- _TASK TO COMPLETE_: Reproduce the listing below character for character; drop every image.

Start of MATERIALS PROVIDED

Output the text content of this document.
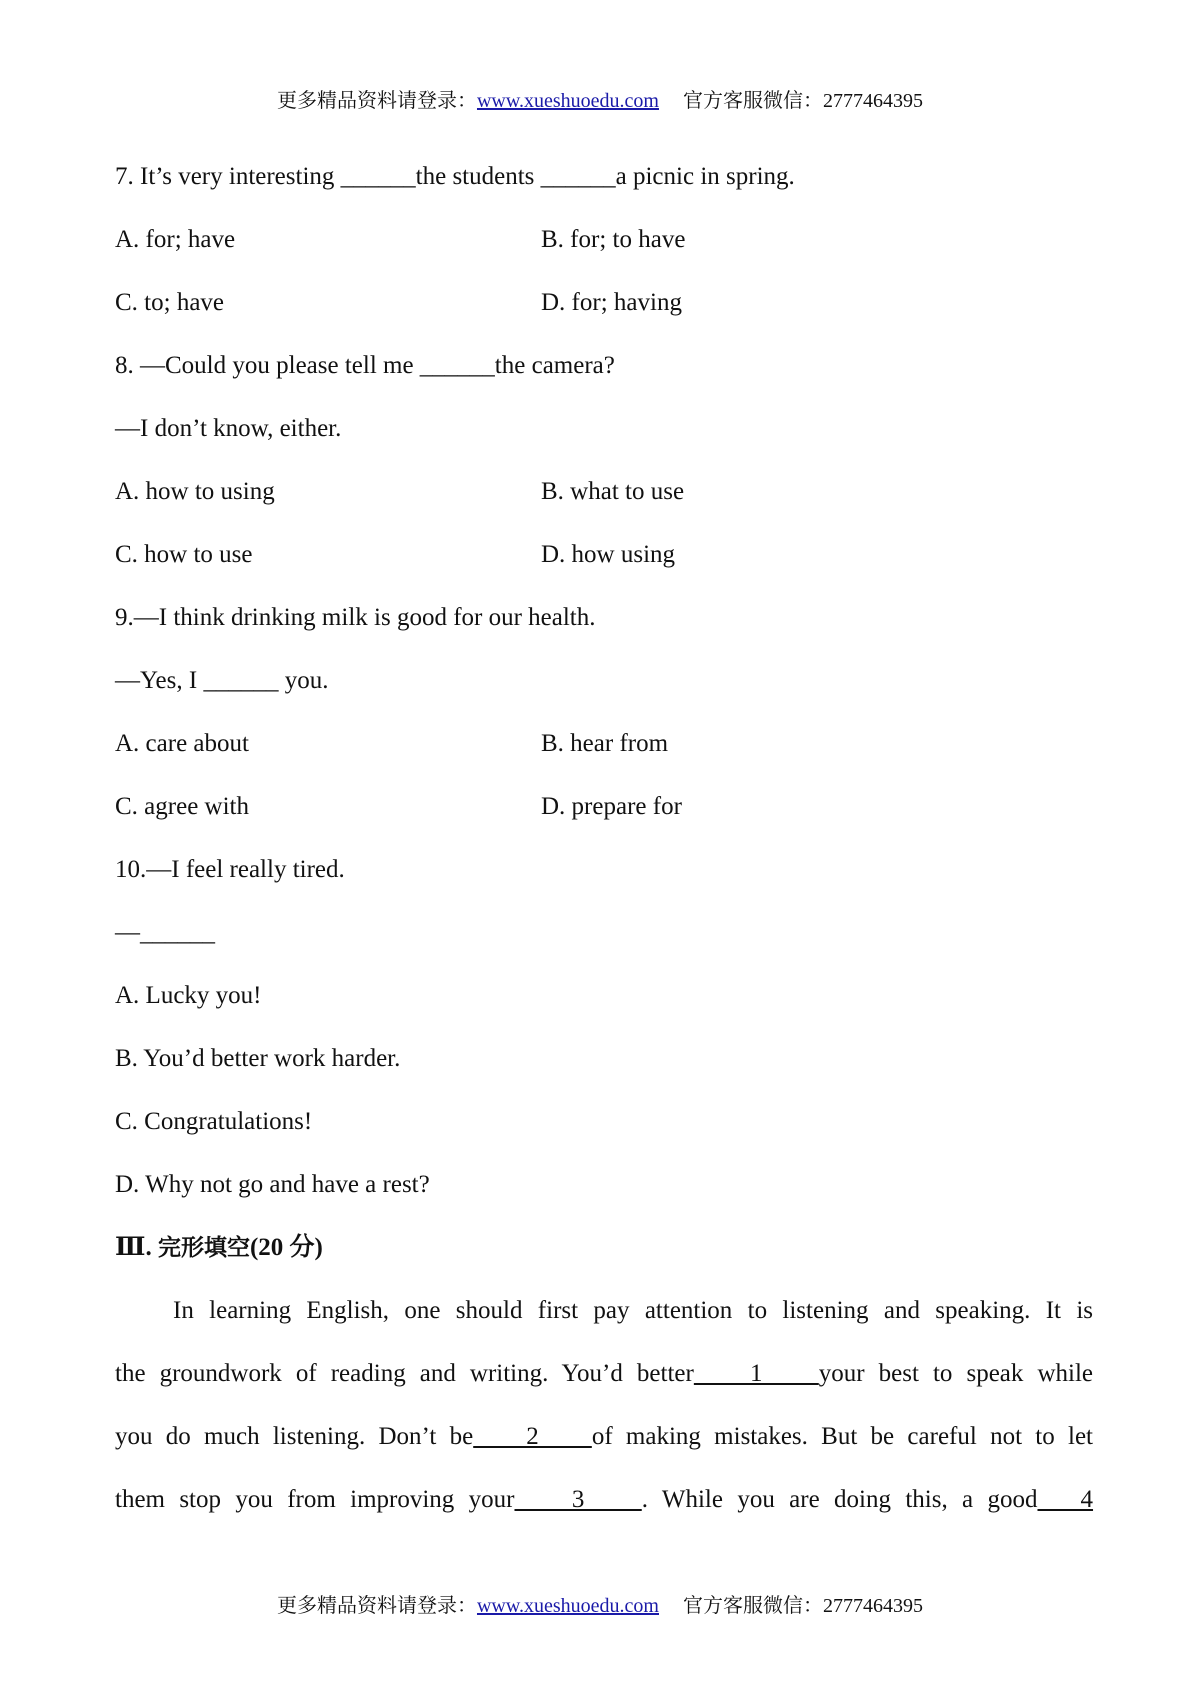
更多精品资料请登录：www.xueshuoedu.com 官方客服微信：2777464395
7. It’s very interesting ______the students ______a picnic in spring.
A. for; have	B. for; to have
C. to; have	D. for; having
8. —Could you please tell me ______the camera?
—I don’t know, either.
A. how to using	B. what to use
C. how to use	D. how using
9.—I think drinking milk is good for our health.
—Yes, I ______ you.
A. care about	B. hear from
C. agree with	D. prepare for
10.—I feel really tired.
—______
A. Lucky you!
B. You’d better work harder.
C. Congratulations!
D. Why not go and have a rest?
Ⅲ. 完形填空(20 分)
In learning English, one should first pay attention to listening and speaking. It is
the groundwork of reading and writing. You’d better    1    your best to speak while
you do much listening. Don’t be    2    of making mistakes. But be careful not to let
them stop you from improving your    3    . While you are doing this, a good   4
更多精品资料请登录：www.xueshuoedu.com 官方客服微信：2777464395
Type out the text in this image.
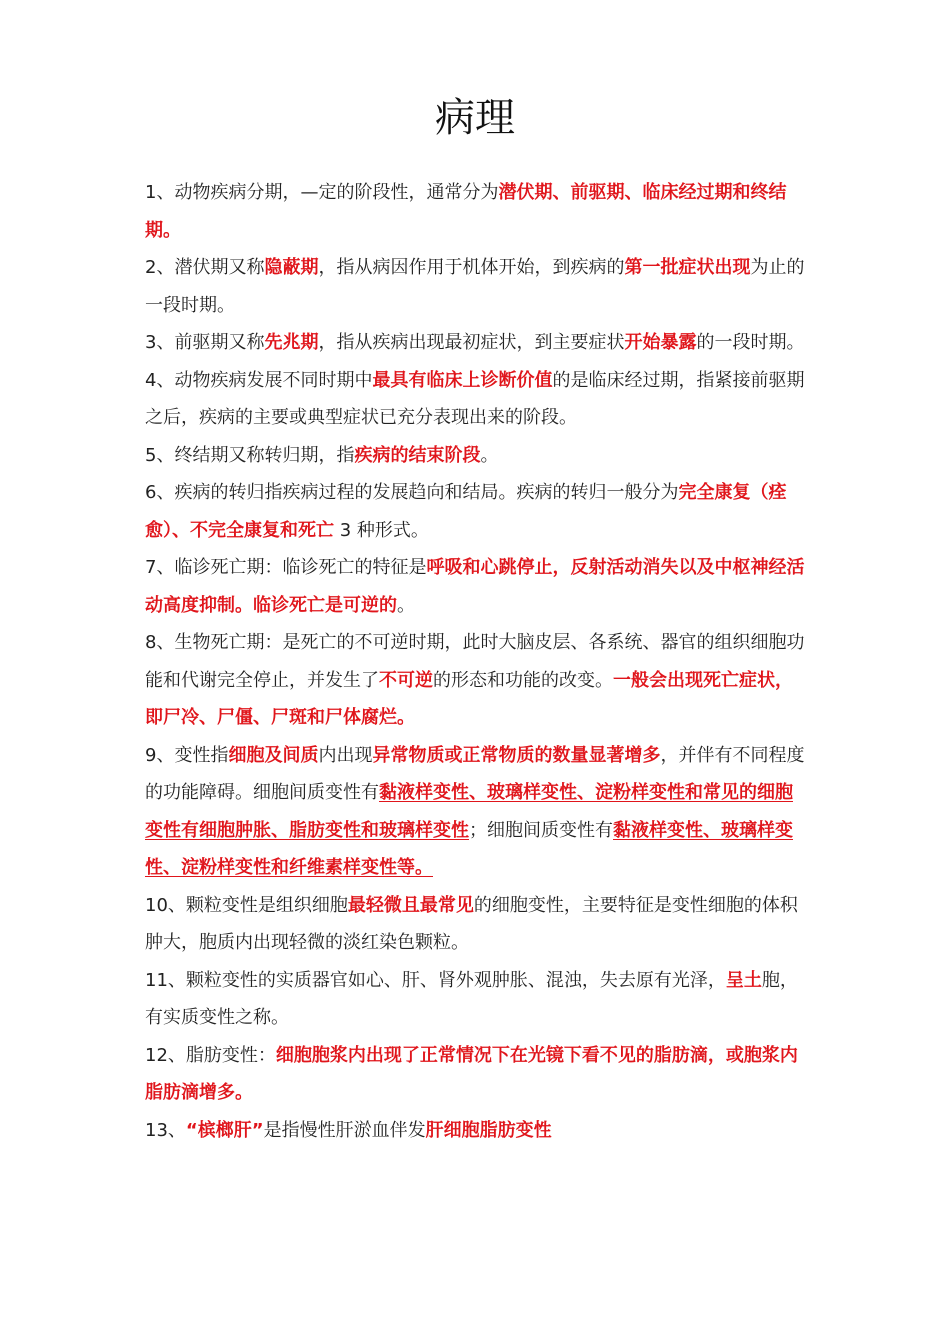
病理

1、动物疾病分期，—定的阶段性，通常分为潜伏期、前驱期、临床经过期和终结期。

2、潜伏期又称隐蔽期，指从病因作用于机体开始，到疾病的第一批症状出现为止的一段时期。

3、前驱期又称先兆期，指从疾病出现最初症状，到主要症状开始暴露的一段时期。

4、动物疾病发展不同时期中最具有临床上诊断价值的是临床经过期，指紧接前驱期之后，疾病的主要或典型症状已充分表现出来的阶段。

5、终结期又称转归期，指疾病的结束阶段。

6、疾病的转归指疾病过程的发展趋向和结局。疾病的转归一般分为完全康复（痊愈）、不完全康复和死亡 3 种形式。

7、临诊死亡期：临诊死亡的特征是呼吸和心跳停止，反射活动消失以及中枢神经活动高度抑制。临诊死亡是可逆的。

8、生物死亡期：是死亡的不可逆时期，此时大脑皮层、各系统、器官的组织细胞功能和代谢完全停止，并发生了不可逆的形态和功能的改变。一般会出现死亡症状，即尸冷、尸僵、尸斑和尸体腐烂。

9、变性指细胞及间质内出现异常物质或正常物质的数量显著增多，并伴有不同程度的功能障碍。细胞间质变性有黏液样变性、玻璃样变性、淀粉样变性和常见的细胞变性有细胞肿胀、脂肪变性和玻璃样变性；细胞间质变性有黏液样变性、玻璃样变性、淀粉样变性和纤维素样变性等。

10、颗粒变性是组织细胞最轻微且最常见的细胞变性，主要特征是变性细胞的体积肿大，胞质内出现轻微的淡红染色颗粒。

11、颗粒变性的实质器官如心、肝、肾外观肿胀、混浊，失去原有光泽，呈土胞，有实质变性之称。

12、脂肪变性：细胞胞浆内出现了正常情况下在光镜下看不见的脂肪滴，或胞浆内脂肪滴增多。

13、“槟榔肝”是指慢性肝淤血伴发肝细胞脂肪变性
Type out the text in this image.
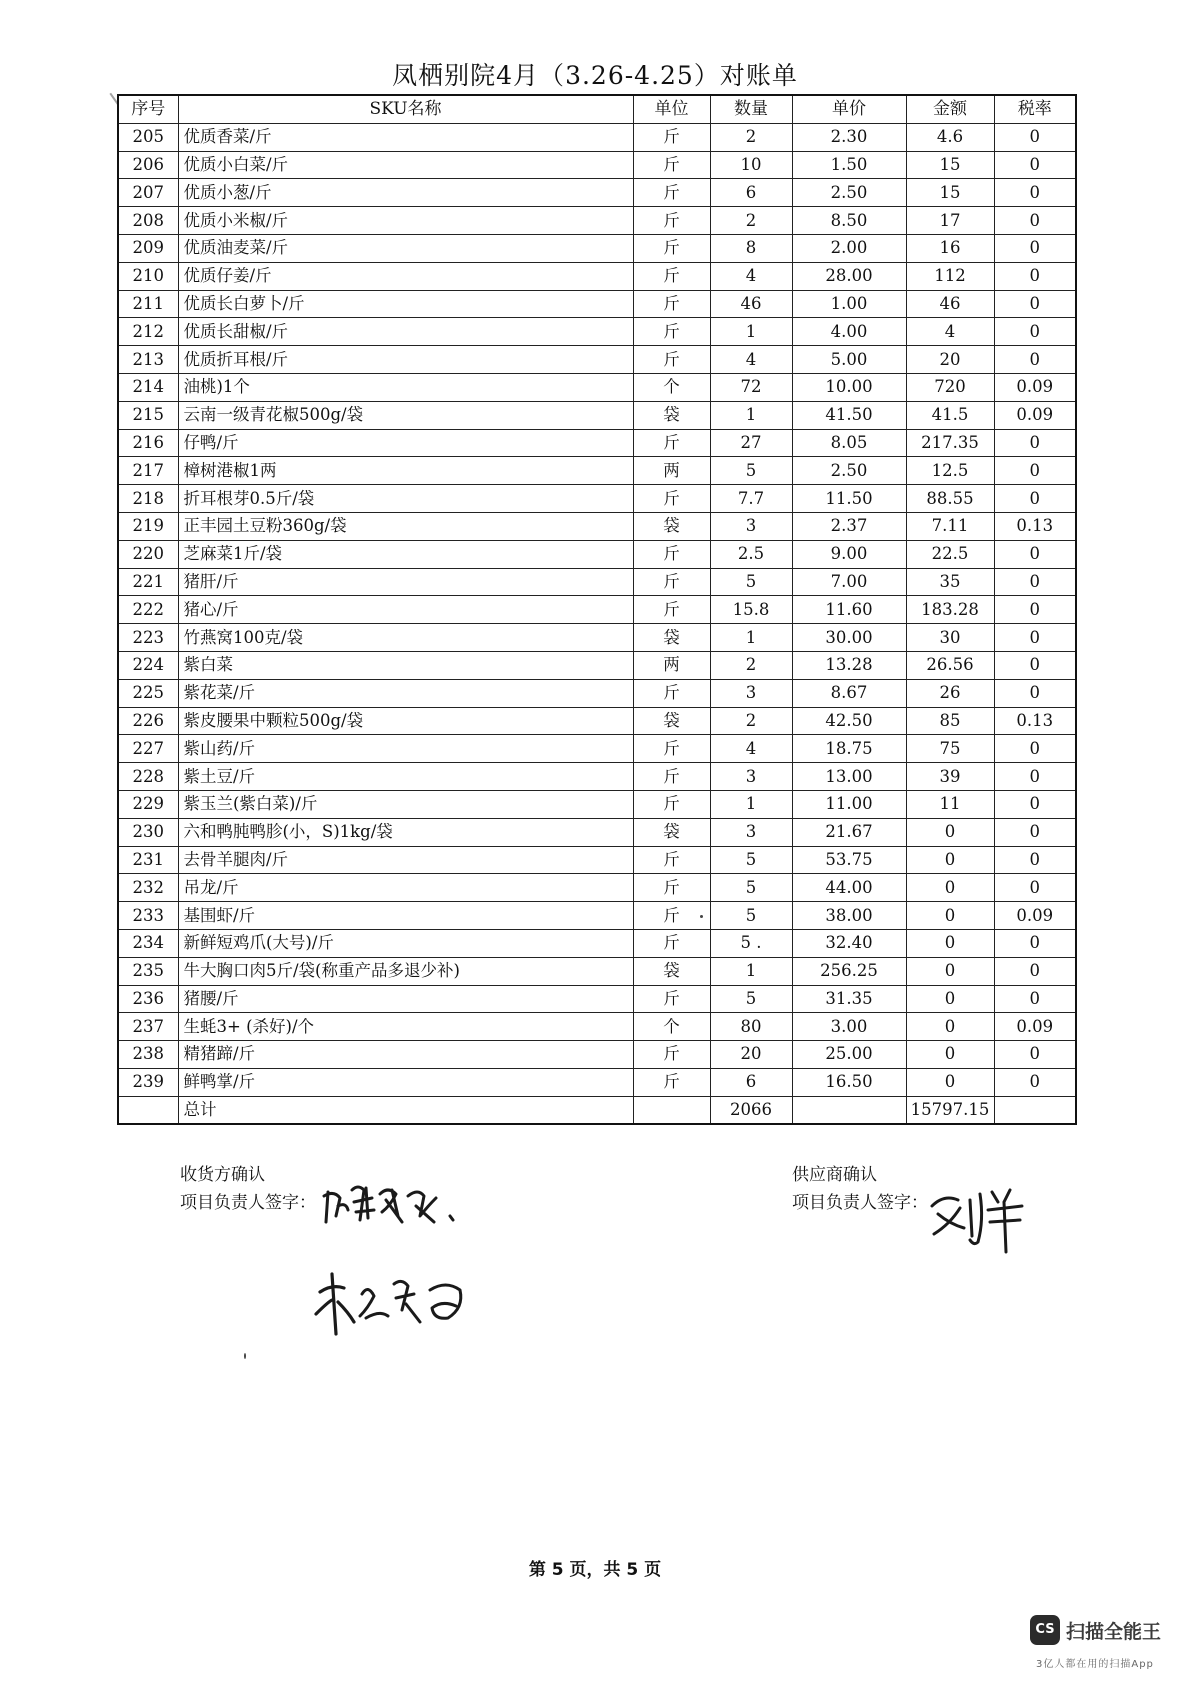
凤栖别院4月（3.26-4.25）对账单
序号	SKU名称	单位	数量	单价	金额	税率
205	优质香菜/斤	斤	2	2.30	4.6	0
206	优质小白菜/斤	斤	10	1.50	15	0
207	优质小葱/斤	斤	6	2.50	15	0
208	优质小米椒/斤	斤	2	8.50	17	0
209	优质油麦菜/斤	斤	8	2.00	16	0
210	优质仔姜/斤	斤	4	28.00	112	0
211	优质长白萝卜/斤	斤	46	1.00	46	0
212	优质长甜椒/斤	斤	1	4.00	4	0
213	优质折耳根/斤	斤	4	5.00	20	0
214	油桃)1个	个	72	10.00	720	0.09
215	云南一级青花椒500g/袋	袋	1	41.50	41.5	0.09
216	仔鸭/斤	斤	27	8.05	217.35	0
217	樟树港椒1两	两	5	2.50	12.5	0
218	折耳根芽0.5斤/袋	斤	7.7	11.50	88.55	0
219	正丰园土豆粉360g/袋	袋	3	2.37	7.11	0.13
220	芝麻菜1斤/袋	斤	2.5	9.00	22.5	0
221	猪肝/斤	斤	5	7.00	35	0
222	猪心/斤	斤	15.8	11.60	183.28	0
223	竹燕窝100克/袋	袋	1	30.00	30	0
224	紫白菜	两	2	13.28	26.56	0
225	紫花菜/斤	斤	3	8.67	26	0
226	紫皮腰果中颗粒500g/袋	袋	2	42.50	85	0.13
227	紫山药/斤	斤	4	18.75	75	0
228	紫土豆/斤	斤	3	13.00	39	0
229	紫玉兰(紫白菜)/斤	斤	1	11.00	11	0
230	六和鸭肫鸭胗(小，S)1kg/袋	袋	3	21.67	0	0
231	去骨羊腿肉/斤	斤	5	53.75	0	0
232	吊龙/斤	斤	5	44.00	0	0
233	基围虾/斤	斤	5	38.00	0	0.09
234	新鲜短鸡爪(大号)/斤	斤	5 .	32.40	0	0
235	牛大胸口肉5斤/袋(称重产品多退少补)	袋	1	256.25	0	0
236	猪腰/斤	斤	5	31.35	0	0
237	生蚝3+ (杀好)/个	个	80	3.00	0	0.09
238	精猪蹄/斤	斤	20	25.00	0	0
239	鲜鸭掌/斤	斤	6	16.50	0	0
	总计		2066		15797.15	
收货方确认
项目负责人签字：
供应商确认
项目负责人签字：
第 5 页，共 5 页
CS 扫描全能王
3亿人都在用的扫描App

End of MATERIALS PROVIDED

- _EXERCISE SOLUTION_:
Output the text content of this document.
更多精品资料请登录：www.xueshuoedu.com 官方客服微信：2777464395
7. It’s very interesting ______the students ______a picnic in spring.
A. for; have	B. for; to have
C. to; have	D. for; having
8. —Could you please tell me ______the camera?
—I don’t know, either.
A. how to using	B. what to use
C. how to use	D. how using
9.—I think drinking milk is good for our health.
—Yes, I ______ you.
A. care about	B. hear from
C. agree with	D. prepare for
10.—I feel really tired.
—______
A. Lucky you!
B. You’d better work harder.
C. Congratulations!
D. Why not go and have a rest?
Ⅲ. 完形填空(20 分)
In learning English, one should first pay attention to listening and speaking. It is
the groundwork of reading and writing. You’d better    1    your best to speak while
you do much listening. Don’t be    2    of making mistakes. But be careful not to let
them stop you from improving your    3    . While you are doing this, a good   4
更多精品资料请登录：www.xueshuoedu.com 官方客服微信：2777464395
Type out the text in this image.
病理

1、动物疾病分期，—定的阶段性，通常分为潜伏期、前驱期、临床经过期和终结期。

2、潜伏期又称隐蔽期，指从病因作用于机体开始，到疾病的第一批症状出现为止的一段时期。

3、前驱期又称先兆期，指从疾病出现最初症状，到主要症状开始暴露的一段时期。

4、动物疾病发展不同时期中最具有临床上诊断价值的是临床经过期，指紧接前驱期之后，疾病的主要或典型症状已充分表现出来的阶段。

5、终结期又称转归期，指疾病的结束阶段。

6、疾病的转归指疾病过程的发展趋向和结局。疾病的转归一般分为完全康复（痊愈）、不完全康复和死亡 3 种形式。

7、临诊死亡期：临诊死亡的特征是呼吸和心跳停止，反射活动消失以及中枢神经活动高度抑制。临诊死亡是可逆的。

8、生物死亡期：是死亡的不可逆时期，此时大脑皮层、各系统、器官的组织细胞功能和代谢完全停止，并发生了不可逆的形态和功能的改变。一般会出现死亡症状，即尸冷、尸僵、尸斑和尸体腐烂。

9、变性指细胞及间质内出现异常物质或正常物质的数量显著增多，并伴有不同程度的功能障碍。细胞间质变性有黏液样变性、玻璃样变性、淀粉样变性和常见的细胞变性有细胞肿胀、脂肪变性和玻璃样变性；细胞间质变性有黏液样变性、玻璃样变性、淀粉样变性和纤维素样变性等。

10、颗粒变性是组织细胞最轻微且最常见的细胞变性，主要特征是变性细胞的体积肿大，胞质内出现轻微的淡红染色颗粒。

11、颗粒变性的实质器官如心、肝、肾外观肿胀、混浊，失去原有光泽，呈土胞，有实质变性之称。

12、脂肪变性：细胞胞浆内出现了正常情况下在光镜下看不见的脂肪滴，或胞浆内脂肪滴增多。

13、“槟榔肝”是指慢性肝淤血伴发肝细胞脂肪变性
Type out the text in this image.
凤栖别院4月（3.26-4.25）对账单
序号	SKU名称	单位	数量	单价	金额	税率
205	优质香菜/斤	斤	2	2.30	4.6	0
206	优质小白菜/斤	斤	10	1.50	15	0
207	优质小葱/斤	斤	6	2.50	15	0
208	优质小米椒/斤	斤	2	8.50	17	0
209	优质油麦菜/斤	斤	8	2.00	16	0
210	优质仔姜/斤	斤	4	28.00	112	0
211	优质长白萝卜/斤	斤	46	1.00	46	0
212	优质长甜椒/斤	斤	1	4.00	4	0
213	优质折耳根/斤	斤	4	5.00	20	0
214	油桃)1个	个	72	10.00	720	0.09
215	云南一级青花椒500g/袋	袋	1	41.50	41.5	0.09
216	仔鸭/斤	斤	27	8.05	217.35	0
217	樟树港椒1两	两	5	2.50	12.5	0
218	折耳根芽0.5斤/袋	斤	7.7	11.50	88.55	0
219	正丰园土豆粉360g/袋	袋	3	2.37	7.11	0.13
220	芝麻菜1斤/袋	斤	2.5	9.00	22.5	0
221	猪肝/斤	斤	5	7.00	35	0
222	猪心/斤	斤	15.8	11.60	183.28	0
223	竹燕窝100克/袋	袋	1	30.00	30	0
224	紫白菜	两	2	13.28	26.56	0
225	紫花菜/斤	斤	3	8.67	26	0
226	紫皮腰果中颗粒500g/袋	袋	2	42.50	85	0.13
227	紫山药/斤	斤	4	18.75	75	0
228	紫土豆/斤	斤	3	13.00	39	0
229	紫玉兰(紫白菜)/斤	斤	1	11.00	11	0
230	六和鸭肫鸭胗(小，S)1kg/袋	袋	3	21.67	0	0
231	去骨羊腿肉/斤	斤	5	53.75	0	0
232	吊龙/斤	斤	5	44.00	0	0
233	基围虾/斤	斤	5	38.00	0	0.09
234	新鲜短鸡爪(大号)/斤	斤	5 .	32.40	0	0
235	牛大胸口肉5斤/袋(称重产品多退少补)	袋	1	256.25	0	0
236	猪腰/斤	斤	5	31.35	0	0
237	生蚝3+ (杀好)/个	个	80	3.00	0	0.09
238	精猪蹄/斤	斤	20	25.00	0	0
239	鲜鸭掌/斤	斤	6	16.50	0	0
	总计		2066		15797.15	
收货方确认
项目负责人签字：
供应商确认
项目负责人签字：
第 5 页，共 5 页
CS 扫描全能王
3亿人都在用的扫描App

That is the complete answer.